Required work ▸ Every entry must be given again exactly.

Material for the task ▸

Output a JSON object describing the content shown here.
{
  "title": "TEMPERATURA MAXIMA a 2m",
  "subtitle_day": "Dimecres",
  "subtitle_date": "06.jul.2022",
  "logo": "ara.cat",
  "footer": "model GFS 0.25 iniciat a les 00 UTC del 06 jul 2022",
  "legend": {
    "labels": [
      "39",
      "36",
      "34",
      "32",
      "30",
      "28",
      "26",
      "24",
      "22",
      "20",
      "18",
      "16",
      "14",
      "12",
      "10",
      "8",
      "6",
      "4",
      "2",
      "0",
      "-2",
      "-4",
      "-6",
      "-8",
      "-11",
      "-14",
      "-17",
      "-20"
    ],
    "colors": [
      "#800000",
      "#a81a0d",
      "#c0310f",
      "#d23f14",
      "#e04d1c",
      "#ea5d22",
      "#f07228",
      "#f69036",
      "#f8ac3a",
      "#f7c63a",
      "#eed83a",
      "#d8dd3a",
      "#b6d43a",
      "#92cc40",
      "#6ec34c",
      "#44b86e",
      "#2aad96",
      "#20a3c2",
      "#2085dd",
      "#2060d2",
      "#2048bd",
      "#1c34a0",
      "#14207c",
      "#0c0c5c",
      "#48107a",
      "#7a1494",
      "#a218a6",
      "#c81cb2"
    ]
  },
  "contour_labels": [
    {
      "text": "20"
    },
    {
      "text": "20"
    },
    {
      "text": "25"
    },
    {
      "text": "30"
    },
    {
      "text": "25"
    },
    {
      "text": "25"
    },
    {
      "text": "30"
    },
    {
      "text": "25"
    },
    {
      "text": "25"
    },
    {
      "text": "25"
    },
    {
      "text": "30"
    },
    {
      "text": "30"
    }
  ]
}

Complete output ▸
Output a JSON object describing the content shown here.
{
  "title": "TEMPERATURA MAXIMA a 2m",
  "subtitle_day": "Dimecres",
  "subtitle_date": "06.jul.2022",
  "logo": "ara.cat",
  "footer": "model GFS 0.25 iniciat a les 00 UTC del 06 jul 2022",
  "legend": {
    "labels": [
      "39",
      "36",
      "34",
      "32",
      "30",
      "28",
      "26",
      "24",
      "22",
      "20",
      "18",
      "16",
      "14",
      "12",
      "10",
      "8",
      "6",
      "4",
      "2",
      "0",
      "-2",
      "-4",
      "-6",
      "-8",
      "-11",
      "-14",
      "-17",
      "-20"
    ],
    "colors": [
      "#800000",
      "#a81a0d",
      "#c0310f",
      "#d23f14",
      "#e04d1c",
      "#ea5d22",
      "#f07228",
      "#f69036",
      "#f8ac3a",
      "#f7c63a",
      "#eed83a",
      "#d8dd3a",
      "#b6d43a",
      "#92cc40",
      "#6ec34c",
      "#44b86e",
      "#2aad96",
      "#20a3c2",
      "#2085dd",
      "#2060d2",
      "#2048bd",
      "#1c34a0",
      "#14207c",
      "#0c0c5c",
      "#48107a",
      "#7a1494",
      "#a218a6",
      "#c81cb2"
    ]
  },
  "contour_labels": [
    {
      "text": "20"
    },
    {
      "text": "20"
    },
    {
      "text": "25"
    },
    {
      "text": "30"
    },
    {
      "text": "25"
    },
    {
      "text": "25"
    },
    {
      "text": "30"
    },
    {
      "text": "25"
    },
    {
      "text": "25"
    },
    {
      "text": "25"
    },
    {
      "text": "30"
    },
    {
      "text": "30"
    }
  ]
}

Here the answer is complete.